- _What the task requires_
Transcribe the data that follows precisely, omitting nothing.

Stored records
▼▼▼

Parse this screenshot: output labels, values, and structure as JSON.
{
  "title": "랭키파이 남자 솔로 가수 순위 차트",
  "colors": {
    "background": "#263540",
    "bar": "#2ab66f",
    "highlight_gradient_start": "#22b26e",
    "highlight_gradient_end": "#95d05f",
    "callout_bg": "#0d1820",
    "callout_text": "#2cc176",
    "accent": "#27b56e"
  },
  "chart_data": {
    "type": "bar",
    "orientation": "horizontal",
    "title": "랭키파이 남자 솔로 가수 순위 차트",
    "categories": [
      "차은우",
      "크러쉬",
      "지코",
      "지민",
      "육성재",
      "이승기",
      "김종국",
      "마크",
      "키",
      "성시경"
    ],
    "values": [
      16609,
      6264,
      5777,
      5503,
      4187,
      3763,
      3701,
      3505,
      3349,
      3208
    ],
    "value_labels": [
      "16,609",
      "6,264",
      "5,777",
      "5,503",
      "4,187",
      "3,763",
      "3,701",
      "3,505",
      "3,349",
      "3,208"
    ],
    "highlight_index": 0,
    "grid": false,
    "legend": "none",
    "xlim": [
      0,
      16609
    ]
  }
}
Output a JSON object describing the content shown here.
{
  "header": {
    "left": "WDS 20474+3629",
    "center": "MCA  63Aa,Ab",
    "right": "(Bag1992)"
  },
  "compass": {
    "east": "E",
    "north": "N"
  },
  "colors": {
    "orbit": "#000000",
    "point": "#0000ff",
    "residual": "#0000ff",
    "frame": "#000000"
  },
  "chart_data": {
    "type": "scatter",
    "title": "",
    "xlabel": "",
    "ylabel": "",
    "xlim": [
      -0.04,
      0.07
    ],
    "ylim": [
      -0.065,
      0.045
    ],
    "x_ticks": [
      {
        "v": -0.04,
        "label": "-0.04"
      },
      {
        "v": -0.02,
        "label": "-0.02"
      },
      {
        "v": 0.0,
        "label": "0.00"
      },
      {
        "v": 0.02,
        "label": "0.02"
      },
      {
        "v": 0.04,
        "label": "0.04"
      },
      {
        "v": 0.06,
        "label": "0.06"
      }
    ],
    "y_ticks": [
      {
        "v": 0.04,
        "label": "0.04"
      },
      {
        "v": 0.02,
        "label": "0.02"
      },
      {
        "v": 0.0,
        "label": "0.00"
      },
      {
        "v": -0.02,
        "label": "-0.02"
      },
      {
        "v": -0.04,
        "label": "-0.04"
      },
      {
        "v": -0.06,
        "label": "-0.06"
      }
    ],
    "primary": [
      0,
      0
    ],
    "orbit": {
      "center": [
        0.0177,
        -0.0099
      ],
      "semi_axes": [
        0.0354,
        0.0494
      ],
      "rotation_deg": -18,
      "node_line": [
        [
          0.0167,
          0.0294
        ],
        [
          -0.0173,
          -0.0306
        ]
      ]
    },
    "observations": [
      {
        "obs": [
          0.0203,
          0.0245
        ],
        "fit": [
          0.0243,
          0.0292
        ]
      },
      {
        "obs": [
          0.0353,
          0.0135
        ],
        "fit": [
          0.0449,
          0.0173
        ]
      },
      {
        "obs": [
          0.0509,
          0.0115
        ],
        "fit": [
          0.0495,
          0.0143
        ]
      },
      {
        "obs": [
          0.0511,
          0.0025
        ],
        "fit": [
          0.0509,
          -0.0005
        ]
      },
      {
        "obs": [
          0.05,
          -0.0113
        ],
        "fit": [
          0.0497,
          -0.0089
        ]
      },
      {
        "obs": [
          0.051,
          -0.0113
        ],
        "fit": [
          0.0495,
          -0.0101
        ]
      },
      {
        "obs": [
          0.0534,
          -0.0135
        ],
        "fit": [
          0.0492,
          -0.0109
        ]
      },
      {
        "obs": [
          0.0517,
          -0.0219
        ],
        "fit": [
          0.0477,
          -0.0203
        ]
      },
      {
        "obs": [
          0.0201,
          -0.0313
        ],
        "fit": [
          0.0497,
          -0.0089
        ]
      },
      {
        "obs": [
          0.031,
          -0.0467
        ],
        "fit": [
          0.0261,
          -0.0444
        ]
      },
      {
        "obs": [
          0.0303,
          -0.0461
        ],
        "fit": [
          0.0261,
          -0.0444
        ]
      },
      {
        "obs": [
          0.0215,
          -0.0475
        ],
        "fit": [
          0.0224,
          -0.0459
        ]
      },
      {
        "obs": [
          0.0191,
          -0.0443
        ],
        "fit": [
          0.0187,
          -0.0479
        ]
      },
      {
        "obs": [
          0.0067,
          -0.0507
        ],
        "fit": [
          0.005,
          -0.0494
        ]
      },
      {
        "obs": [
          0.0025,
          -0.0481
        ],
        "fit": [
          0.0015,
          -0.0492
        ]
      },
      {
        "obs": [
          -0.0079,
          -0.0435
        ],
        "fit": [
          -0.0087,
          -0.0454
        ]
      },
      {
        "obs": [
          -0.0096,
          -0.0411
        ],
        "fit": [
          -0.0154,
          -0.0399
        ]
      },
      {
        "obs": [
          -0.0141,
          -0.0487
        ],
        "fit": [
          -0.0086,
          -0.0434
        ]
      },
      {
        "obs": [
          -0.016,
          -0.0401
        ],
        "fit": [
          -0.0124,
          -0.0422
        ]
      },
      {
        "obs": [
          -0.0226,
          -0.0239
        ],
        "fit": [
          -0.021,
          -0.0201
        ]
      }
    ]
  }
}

▲▲▲

- _Solution below_
Parse this screenshot: output labels, values, and structure as JSON.
{
  "title": "랭키파이 남자 솔로 가수 순위 차트",
  "colors": {
    "background": "#263540",
    "bar": "#2ab66f",
    "highlight_gradient_start": "#22b26e",
    "highlight_gradient_end": "#95d05f",
    "callout_bg": "#0d1820",
    "callout_text": "#2cc176",
    "accent": "#27b56e"
  },
  "chart_data": {
    "type": "bar",
    "orientation": "horizontal",
    "title": "랭키파이 남자 솔로 가수 순위 차트",
    "categories": [
      "차은우",
      "크러쉬",
      "지코",
      "지민",
      "육성재",
      "이승기",
      "김종국",
      "마크",
      "키",
      "성시경"
    ],
    "values": [
      16609,
      6264,
      5777,
      5503,
      4187,
      3763,
      3701,
      3505,
      3349,
      3208
    ],
    "value_labels": [
      "16,609",
      "6,264",
      "5,777",
      "5,503",
      "4,187",
      "3,763",
      "3,701",
      "3,505",
      "3,349",
      "3,208"
    ],
    "highlight_index": 0,
    "grid": false,
    "legend": "none",
    "xlim": [
      0,
      16609
    ]
  }
}
Output a JSON object describing the content shown here.
{
  "header": {
    "left": "WDS 20474+3629",
    "center": "MCA  63Aa,Ab",
    "right": "(Bag1992)"
  },
  "compass": {
    "east": "E",
    "north": "N"
  },
  "colors": {
    "orbit": "#000000",
    "point": "#0000ff",
    "residual": "#0000ff",
    "frame": "#000000"
  },
  "chart_data": {
    "type": "scatter",
    "title": "",
    "xlabel": "",
    "ylabel": "",
    "xlim": [
      -0.04,
      0.07
    ],
    "ylim": [
      -0.065,
      0.045
    ],
    "x_ticks": [
      {
        "v": -0.04,
        "label": "-0.04"
      },
      {
        "v": -0.02,
        "label": "-0.02"
      },
      {
        "v": 0.0,
        "label": "0.00"
      },
      {
        "v": 0.02,
        "label": "0.02"
      },
      {
        "v": 0.04,
        "label": "0.04"
      },
      {
        "v": 0.06,
        "label": "0.06"
      }
    ],
    "y_ticks": [
      {
        "v": 0.04,
        "label": "0.04"
      },
      {
        "v": 0.02,
        "label": "0.02"
      },
      {
        "v": 0.0,
        "label": "0.00"
      },
      {
        "v": -0.02,
        "label": "-0.02"
      },
      {
        "v": -0.04,
        "label": "-0.04"
      },
      {
        "v": -0.06,
        "label": "-0.06"
      }
    ],
    "primary": [
      0,
      0
    ],
    "orbit": {
      "center": [
        0.0177,
        -0.0099
      ],
      "semi_axes": [
        0.0354,
        0.0494
      ],
      "rotation_deg": -18,
      "node_line": [
        [
          0.0167,
          0.0294
        ],
        [
          -0.0173,
          -0.0306
        ]
      ]
    },
    "observations": [
      {
        "obs": [
          0.0203,
          0.0245
        ],
        "fit": [
          0.0243,
          0.0292
        ]
      },
      {
        "obs": [
          0.0353,
          0.0135
        ],
        "fit": [
          0.0449,
          0.0173
        ]
      },
      {
        "obs": [
          0.0509,
          0.0115
        ],
        "fit": [
          0.0495,
          0.0143
        ]
      },
      {
        "obs": [
          0.0511,
          0.0025
        ],
        "fit": [
          0.0509,
          -0.0005
        ]
      },
      {
        "obs": [
          0.05,
          -0.0113
        ],
        "fit": [
          0.0497,
          -0.0089
        ]
      },
      {
        "obs": [
          0.051,
          -0.0113
        ],
        "fit": [
          0.0495,
          -0.0101
        ]
      },
      {
        "obs": [
          0.0534,
          -0.0135
        ],
        "fit": [
          0.0492,
          -0.0109
        ]
      },
      {
        "obs": [
          0.0517,
          -0.0219
        ],
        "fit": [
          0.0477,
          -0.0203
        ]
      },
      {
        "obs": [
          0.0201,
          -0.0313
        ],
        "fit": [
          0.0497,
          -0.0089
        ]
      },
      {
        "obs": [
          0.031,
          -0.0467
        ],
        "fit": [
          0.0261,
          -0.0444
        ]
      },
      {
        "obs": [
          0.0303,
          -0.0461
        ],
        "fit": [
          0.0261,
          -0.0444
        ]
      },
      {
        "obs": [
          0.0215,
          -0.0475
        ],
        "fit": [
          0.0224,
          -0.0459
        ]
      },
      {
        "obs": [
          0.0191,
          -0.0443
        ],
        "fit": [
          0.0187,
          -0.0479
        ]
      },
      {
        "obs": [
          0.0067,
          -0.0507
        ],
        "fit": [
          0.005,
          -0.0494
        ]
      },
      {
        "obs": [
          0.0025,
          -0.0481
        ],
        "fit": [
          0.0015,
          -0.0492
        ]
      },
      {
        "obs": [
          -0.0079,
          -0.0435
        ],
        "fit": [
          -0.0087,
          -0.0454
        ]
      },
      {
        "obs": [
          -0.0096,
          -0.0411
        ],
        "fit": [
          -0.0154,
          -0.0399
        ]
      },
      {
        "obs": [
          -0.0141,
          -0.0487
        ],
        "fit": [
          -0.0086,
          -0.0434
        ]
      },
      {
        "obs": [
          -0.016,
          -0.0401
        ],
        "fit": [
          -0.0124,
          -0.0422
        ]
      },
      {
        "obs": [
          -0.0226,
          -0.0239
        ],
        "fit": [
          -0.021,
          -0.0201
        ]
      }
    ]
  }
}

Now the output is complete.